_Consegna A:_ Riporta alla lettera le righe dei record, partendo dalla prima riga dei record e proseguendo fino alla riga che contiene "paragraph: Every country", entrambe incluse.

_Testo fornito:_
Le bionde di Palma il Vecchio by Tosca Rossi

20 Marzo 2021 Turismo Commenti

LE BIONDE DI PALMA IL VECCHIO



Pochi sanno che ai tempi della Serenissima il grande pittore Tiziano Vecellio in laguna aveva un unico vero concorrente: il bergamasco Jacopo Negretti de la Valle, soprannominato ancora in vita Il Palma e dal nipote a quasi un secolo dalla morte Il Vecchio. Ma questa è un'altra storia!

Jacopo senior era originario di Serina in alta valle Brembana, dove nasce nell'anno 1480, proprio come gli omologhi Lorenzo Lotto, Giovanni Cariani e Andrea Previtali. Entro la fine del secolo è già a Venezia e andrà a bottega dall'altro nostro conterraneo, Andrea Previtali detto il Cordelliaghi (per differenziare la sua famiglia dagli altri rami Previtali bergamaschi a Venezia), che a sua volta era stato allievo del grande Giovanni Bellini.

Una serie di record:
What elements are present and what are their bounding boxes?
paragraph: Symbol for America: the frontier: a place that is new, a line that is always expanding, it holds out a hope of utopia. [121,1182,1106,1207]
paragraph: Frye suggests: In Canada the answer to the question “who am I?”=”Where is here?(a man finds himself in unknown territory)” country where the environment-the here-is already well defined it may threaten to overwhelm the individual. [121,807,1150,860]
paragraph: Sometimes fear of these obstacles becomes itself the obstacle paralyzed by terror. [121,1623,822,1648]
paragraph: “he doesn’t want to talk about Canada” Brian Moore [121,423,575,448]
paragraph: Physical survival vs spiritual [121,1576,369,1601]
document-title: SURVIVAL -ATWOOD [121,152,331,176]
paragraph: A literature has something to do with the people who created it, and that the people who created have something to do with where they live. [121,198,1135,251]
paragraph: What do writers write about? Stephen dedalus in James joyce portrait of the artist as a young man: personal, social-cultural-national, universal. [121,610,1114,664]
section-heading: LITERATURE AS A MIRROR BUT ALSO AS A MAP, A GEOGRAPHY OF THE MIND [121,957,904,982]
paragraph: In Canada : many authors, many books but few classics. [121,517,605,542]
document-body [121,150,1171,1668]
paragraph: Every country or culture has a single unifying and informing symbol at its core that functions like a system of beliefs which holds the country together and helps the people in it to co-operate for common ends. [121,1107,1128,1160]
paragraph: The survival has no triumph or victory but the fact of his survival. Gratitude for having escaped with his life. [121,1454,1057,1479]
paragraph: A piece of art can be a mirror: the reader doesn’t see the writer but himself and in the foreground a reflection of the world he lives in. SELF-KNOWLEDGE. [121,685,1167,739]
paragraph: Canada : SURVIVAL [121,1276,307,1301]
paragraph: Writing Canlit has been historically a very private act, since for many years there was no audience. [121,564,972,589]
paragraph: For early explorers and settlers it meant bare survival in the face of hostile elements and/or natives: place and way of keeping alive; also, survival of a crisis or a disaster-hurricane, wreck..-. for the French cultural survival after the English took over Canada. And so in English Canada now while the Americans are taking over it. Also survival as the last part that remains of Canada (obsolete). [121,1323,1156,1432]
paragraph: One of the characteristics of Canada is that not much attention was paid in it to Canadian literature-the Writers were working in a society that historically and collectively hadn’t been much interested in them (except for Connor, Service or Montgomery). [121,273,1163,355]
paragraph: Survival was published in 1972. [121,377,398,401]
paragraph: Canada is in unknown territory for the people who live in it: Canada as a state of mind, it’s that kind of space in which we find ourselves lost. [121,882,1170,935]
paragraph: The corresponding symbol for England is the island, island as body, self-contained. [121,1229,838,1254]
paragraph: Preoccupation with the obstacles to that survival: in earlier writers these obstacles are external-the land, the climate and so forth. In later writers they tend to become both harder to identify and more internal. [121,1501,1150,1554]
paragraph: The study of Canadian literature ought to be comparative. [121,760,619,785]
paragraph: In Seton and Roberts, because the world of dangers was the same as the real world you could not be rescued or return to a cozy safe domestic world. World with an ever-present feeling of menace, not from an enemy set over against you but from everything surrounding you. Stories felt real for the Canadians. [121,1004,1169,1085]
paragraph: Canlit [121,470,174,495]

_Consegna B:_ Riscrivi il passo del testo su Palma il Vecchio che parte da "Pochi sanno che" e prosegue fino a "grande Giovanni Bellini.", mettendo "laboratorio" al posto di "bottega".

_Risposta A:_
What elements are present and what are their bounding boxes?
paragraph: Symbol for America: the frontier: a place that is new, a line that is always expanding, it holds out a hope of utopia. [121,1182,1106,1207]
paragraph: Frye suggests: In Canada the answer to the question “who am I?”=”Where is here?(a man finds himself in unknown territory)” country where the environment-the here-is already well defined it may threaten to overwhelm the individual. [121,807,1150,860]
paragraph: Sometimes fear of these obstacles becomes itself the obstacle paralyzed by terror. [121,1623,822,1648]
paragraph: “he doesn’t want to talk about Canada” Brian Moore [121,423,575,448]
paragraph: Physical survival vs spiritual [121,1576,369,1601]
document-title: SURVIVAL -ATWOOD [121,152,331,176]
paragraph: A literature has something to do with the people who created it, and that the people who created have something to do with where they live. [121,198,1135,251]
paragraph: What do writers write about? Stephen dedalus in James joyce portrait of the artist as a young man: personal, social-cultural-national, universal. [121,610,1114,664]
section-heading: LITERATURE AS A MIRROR BUT ALSO AS A MAP, A GEOGRAPHY OF THE MIND [121,957,904,982]
paragraph: In Canada : many authors, many books but few classics. [121,517,605,542]
document-body [121,150,1171,1668]
paragraph: Every country or culture has a single unifying and informing symbol at its core that functions like a system of beliefs which holds the country together and helps the people in it to co-operate for common ends. [121,1107,1128,1160]

_Risposta B:_
Pochi sanno che ai tempi della Serenissima il grande pittore Tiziano Vecellio in laguna aveva un unico vero concorrente: il bergamasco Jacopo Negretti de la Valle, soprannominato ancora in vita Il Palma e dal nipote a quasi un secolo dalla morte Il Vecchio. Ma questa è un'altra storia!

Jacopo senior era originario di Serina in alta valle Brembana, dove nasce nell'anno 1480, proprio come gli omologhi Lorenzo Lotto, Giovanni Cariani e Andrea Previtali. Entro la fine del secolo è già a Venezia e andrà a laboratorio dall'altro nostro conterraneo, Andrea Previtali detto il Cordelliaghi (per differenziare la sua famiglia dagli altri rami Previtali bergamaschi a Venezia), che a sua volta era stato allievo del grande Giovanni Bellini.